◆ **Request**: Give as a JSON list of strings the lines from the line with "wind-barb-column <box>763 106 811 736</box>" to the line with "y-tick-label: 600 <box>20 347 40 360</box>", one string per line and blank lines left out.

◆ **Given data**:
..........

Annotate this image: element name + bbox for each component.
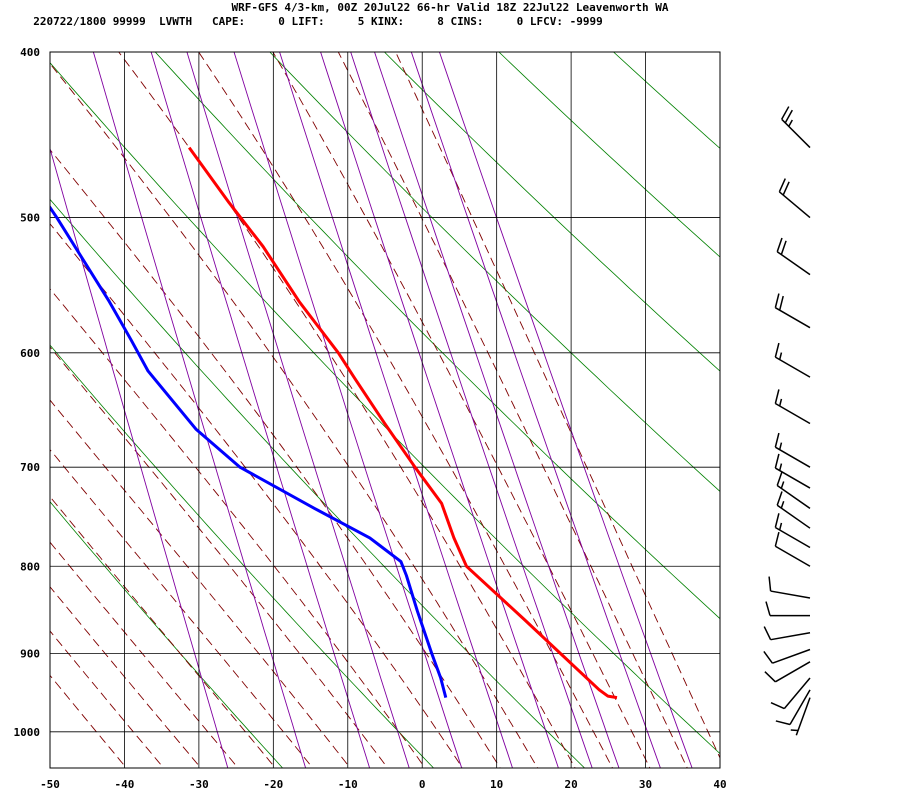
wind-barb-column <box>763 106 811 736</box>
moist-adiabat <box>395 52 720 759</box>
moist-adiabat <box>50 62 539 768</box>
moist-adiabat <box>50 630 165 768</box>
wind-barb <box>774 342 811 378</box>
wind-barb <box>770 677 811 710</box>
mixing-ratio-line <box>50 146 229 768</box>
y-tick-label: 600 <box>20 347 40 360</box>
grid <box>49 51 721 768</box>
chart-title: WRF-GFS 4/3-km, 00Z 20Jul22 66-hr Valid … <box>231 1 669 14</box>
dry-adiabat <box>498 52 720 258</box>
x-tick-label: -30 <box>189 778 209 791</box>
x-tick-label: 20 <box>564 778 577 791</box>
wind-barb <box>764 661 811 683</box>
x-axis: -50 -40 -30 -20 -10 0 10 20 30 40 <box>40 778 727 791</box>
sounding-trace <box>50 204 448 698</box>
x-tick-label: -20 <box>263 778 283 791</box>
moist-adiabat <box>50 448 314 768</box>
moist-adiabat <box>50 586 202 768</box>
mixing-ratio-line <box>350 52 593 768</box>
mixing-ratio-line <box>410 52 661 768</box>
mixing-ratio-line <box>92 52 307 768</box>
wind-barb <box>774 513 811 549</box>
dry-adiabat <box>269 52 720 493</box>
wind-barb <box>774 389 811 425</box>
dry-adiabat <box>50 198 586 768</box>
x-tick-label: -10 <box>338 778 358 791</box>
mixing-ratio-line <box>279 52 513 768</box>
wind-barb <box>790 697 811 736</box>
wind-barb <box>776 471 811 510</box>
moist-adiabat <box>50 346 389 768</box>
chart-subtitle: 220722/1800 99999 LVWTH CAPE: 0 LIFT: 5 … <box>33 15 603 28</box>
wind-barb <box>774 293 811 329</box>
x-tick-label: -50 <box>40 778 60 791</box>
wind-barb <box>774 432 811 468</box>
x-tick-label: 0 <box>419 778 426 791</box>
sounding-traces <box>50 146 618 700</box>
mixing-ratio-line <box>374 52 620 768</box>
moist-adiabat <box>272 52 651 768</box>
wind-barb <box>763 648 811 664</box>
dry-adiabat <box>383 52 720 372</box>
wind-barb <box>775 689 811 726</box>
y-axis: 400 500 600 700 800 900 1000 <box>14 46 41 739</box>
dry-adiabat <box>154 52 720 620</box>
wind-barb <box>774 453 811 489</box>
wind-barb <box>774 531 811 567</box>
mixing-ratio-line <box>233 52 463 768</box>
dry-adiabat <box>612 52 720 149</box>
x-tick-label: 40 <box>713 778 726 791</box>
wind-barb <box>778 178 811 219</box>
y-tick-label: 900 <box>20 648 40 661</box>
y-tick-label: 1000 <box>14 726 41 739</box>
moist-adiabat <box>50 674 128 768</box>
y-tick-label: 700 <box>20 461 40 474</box>
moist-adiabat <box>50 496 276 768</box>
moist-adiabat <box>50 399 351 768</box>
moist-adiabat <box>118 52 576 768</box>
moist-adiabat <box>50 148 501 768</box>
y-tick-label: 500 <box>20 212 40 225</box>
x-tick-label: 30 <box>639 778 652 791</box>
wind-barb <box>768 576 811 599</box>
wind-barb <box>781 106 811 149</box>
y-tick-label: 400 <box>20 46 40 59</box>
wind-barb <box>776 237 811 276</box>
wind-barb <box>763 626 811 641</box>
dry-adiabat <box>685 14 900 782</box>
moist-adiabat <box>198 52 614 768</box>
thermo-background <box>50 14 900 782</box>
moist-adiabat <box>50 288 426 768</box>
dry-adiabat <box>50 62 720 755</box>
y-tick-label: 800 <box>20 560 40 573</box>
mixing-ratio-line <box>186 52 410 768</box>
dry-adiabat <box>50 344 435 768</box>
mixing-ratio-line <box>438 52 693 768</box>
mixing-ratio-line <box>320 52 559 768</box>
moist-adiabat <box>50 223 464 768</box>
sounding-trace <box>187 146 618 700</box>
plot-frame <box>49 51 721 769</box>
dry-adiabat <box>798 14 900 782</box>
moist-adiabat <box>337 52 688 768</box>
x-tick-label: -40 <box>115 778 135 791</box>
dry-adiabat <box>50 501 284 768</box>
wind-barb <box>765 601 810 617</box>
moist-adiabat <box>50 541 239 768</box>
x-tick-label: 10 <box>490 778 503 791</box>
wind-barb <box>776 491 811 529</box>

..........

◆ **The solution**:
[
  "wind-barb-column <box>763 106 811 736</box>",
  "moist-adiabat <box>395 52 720 759</box>",
  "moist-adiabat <box>50 62 539 768</box>",
  "moist-adiabat <box>50 630 165 768</box>",
  "wind-barb <box>774 342 811 378</box>",
  "wind-barb <box>770 677 811 710</box>",
  "mixing-ratio-line <box>50 146 229 768</box>",
  "y-tick-label: 600 <box>20 347 40 360</box>"
]